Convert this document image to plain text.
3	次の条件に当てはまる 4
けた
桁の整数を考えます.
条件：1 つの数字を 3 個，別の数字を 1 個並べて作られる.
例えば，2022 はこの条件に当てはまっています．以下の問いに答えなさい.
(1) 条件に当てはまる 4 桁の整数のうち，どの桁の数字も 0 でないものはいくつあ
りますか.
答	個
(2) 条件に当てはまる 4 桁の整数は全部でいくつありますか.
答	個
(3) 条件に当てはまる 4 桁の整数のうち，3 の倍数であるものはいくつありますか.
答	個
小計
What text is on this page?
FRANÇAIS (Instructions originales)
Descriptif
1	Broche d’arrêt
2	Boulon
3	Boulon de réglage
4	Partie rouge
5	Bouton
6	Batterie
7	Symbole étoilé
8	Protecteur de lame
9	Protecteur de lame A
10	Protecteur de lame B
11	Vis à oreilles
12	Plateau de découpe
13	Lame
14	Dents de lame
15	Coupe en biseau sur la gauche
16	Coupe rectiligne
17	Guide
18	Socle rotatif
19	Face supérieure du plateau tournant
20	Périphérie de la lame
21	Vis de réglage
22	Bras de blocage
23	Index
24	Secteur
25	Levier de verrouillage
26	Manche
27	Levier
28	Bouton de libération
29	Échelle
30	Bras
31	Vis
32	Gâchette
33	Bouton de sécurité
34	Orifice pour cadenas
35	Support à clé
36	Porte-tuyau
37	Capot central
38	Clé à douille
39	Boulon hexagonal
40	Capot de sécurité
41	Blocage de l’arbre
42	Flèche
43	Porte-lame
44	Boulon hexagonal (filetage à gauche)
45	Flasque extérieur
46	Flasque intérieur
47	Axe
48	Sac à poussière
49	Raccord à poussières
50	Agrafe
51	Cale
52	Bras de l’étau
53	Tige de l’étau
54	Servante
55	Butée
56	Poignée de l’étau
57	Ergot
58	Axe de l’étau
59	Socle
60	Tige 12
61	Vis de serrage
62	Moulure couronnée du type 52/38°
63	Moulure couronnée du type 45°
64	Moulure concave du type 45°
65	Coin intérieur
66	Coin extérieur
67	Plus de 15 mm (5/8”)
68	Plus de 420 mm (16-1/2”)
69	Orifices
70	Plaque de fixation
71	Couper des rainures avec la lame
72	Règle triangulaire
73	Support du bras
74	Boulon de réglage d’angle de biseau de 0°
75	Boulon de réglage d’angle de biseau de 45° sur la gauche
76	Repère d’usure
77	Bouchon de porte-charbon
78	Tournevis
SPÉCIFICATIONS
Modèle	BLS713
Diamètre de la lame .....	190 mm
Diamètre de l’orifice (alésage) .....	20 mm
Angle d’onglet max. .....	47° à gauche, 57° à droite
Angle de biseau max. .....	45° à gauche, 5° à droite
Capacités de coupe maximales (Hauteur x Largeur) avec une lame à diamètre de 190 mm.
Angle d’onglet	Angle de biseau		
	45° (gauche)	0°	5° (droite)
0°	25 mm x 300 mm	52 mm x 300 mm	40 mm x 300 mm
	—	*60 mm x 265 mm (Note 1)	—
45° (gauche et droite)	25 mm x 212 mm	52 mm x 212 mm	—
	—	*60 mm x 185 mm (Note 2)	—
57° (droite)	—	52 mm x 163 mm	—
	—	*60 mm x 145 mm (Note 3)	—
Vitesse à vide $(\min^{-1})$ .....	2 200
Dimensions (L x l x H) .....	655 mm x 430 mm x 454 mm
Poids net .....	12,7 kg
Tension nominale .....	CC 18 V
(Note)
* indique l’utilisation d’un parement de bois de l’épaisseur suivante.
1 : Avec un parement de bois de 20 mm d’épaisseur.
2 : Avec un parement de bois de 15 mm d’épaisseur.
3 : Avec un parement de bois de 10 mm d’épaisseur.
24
*-*-*
Word for word, write out the data.

Completed task:
Convert this document image to plain text.
3	次の条件に当てはまる 4
けた
桁の整数を考えます.
条件：1 つの数字を 3 個，別の数字を 1 個並べて作られる.
例えば，2022 はこの条件に当てはまっています．以下の問いに答えなさい.
(1) 条件に当てはまる 4 桁の整数のうち，どの桁の数字も 0 でないものはいくつあ
りますか.
答	個
(2) 条件に当てはまる 4 桁の整数は全部でいくつありますか.
答	個
(3) 条件に当てはまる 4 桁の整数のうち，3 の倍数であるものはいくつありますか.
答	個
小計
What text is on this page?
FRANÇAIS (Instructions originales)
Descriptif
1	Broche d’arrêt
2	Boulon
3	Boulon de réglage
4	Partie rouge
5	Bouton
6	Batterie
7	Symbole étoilé
8	Protecteur de lame
9	Protecteur de lame A
10	Protecteur de lame B
11	Vis à oreilles
12	Plateau de découpe
13	Lame
14	Dents de lame
15	Coupe en biseau sur la gauche
16	Coupe rectiligne
17	Guide
18	Socle rotatif
19	Face supérieure du plateau tournant
20	Périphérie de la lame
21	Vis de réglage
22	Bras de blocage
23	Index
24	Secteur
25	Levier de verrouillage
26	Manche
27	Levier
28	Bouton de libération
29	Échelle
30	Bras
31	Vis
32	Gâchette
33	Bouton de sécurité
34	Orifice pour cadenas
35	Support à clé
36	Porte-tuyau
37	Capot central
38	Clé à douille
39	Boulon hexagonal
40	Capot de sécurité
41	Blocage de l’arbre
42	Flèche
43	Porte-lame
44	Boulon hexagonal (filetage à gauche)
45	Flasque extérieur
46	Flasque intérieur
47	Axe
48	Sac à poussière
49	Raccord à poussières
50	Agrafe
51	Cale
52	Bras de l’étau
53	Tige de l’étau
54	Servante
55	Butée
56	Poignée de l’étau
57	Ergot
58	Axe de l’étau
59	Socle
60	Tige 12
61	Vis de serrage
62	Moulure couronnée du type 52/38°
63	Moulure couronnée du type 45°
64	Moulure concave du type 45°
65	Coin intérieur
66	Coin extérieur
67	Plus de 15 mm (5/8”)
68	Plus de 420 mm (16-1/2”)
69	Orifices
70	Plaque de fixation
71	Couper des rainures avec la lame
72	Règle triangulaire
73	Support du bras
74	Boulon de réglage d’angle de biseau de 0°
75	Boulon de réglage d’angle de biseau de 45° sur la gauche
76	Repère d’usure
77	Bouchon de porte-charbon
78	Tournevis
SPÉCIFICATIONS
Modèle	BLS713
Diamètre de la lame .....	190 mm
Diamètre de l’orifice (alésage) .....	20 mm
Angle d’onglet max. .....	47° à gauche, 57° à droite
Angle de biseau max. .....	45° à gauche, 5° à droite
Capacités de coupe maximales (Hauteur x Largeur) avec une lame à diamètre de 190 mm.
Angle d’onglet	Angle de biseau		
	45° (gauche)	0°	5° (droite)
0°	25 mm x 300 mm	52 mm x 300 mm	40 mm x 300 mm
	—	*60 mm x 265 mm (Note 1)	—
45° (gauche et droite)	25 mm x 212 mm	52 mm x 212 mm	—
	—	*60 mm x 185 mm (Note 2)	—
57° (droite)	—	52 mm x 163 mm	—
	—	*60 mm x 145 mm (Note 3)	—
Vitesse à vide $(\min^{-1})$ .....	2 200
Dimensions (L x l x H) .....	655 mm x 430 mm x 454 mm
Poids net .....	12,7 kg
Tension nominale .....	CC 18 V
(Note)
* indique l’utilisation d’un parement de bois de l’épaisseur suivante.
1 : Avec un parement de bois de 20 mm d’épaisseur.
2 : Avec un parement de bois de 15 mm d’épaisseur.
3 : Avec un parement de bois de 10 mm d’épaisseur.
24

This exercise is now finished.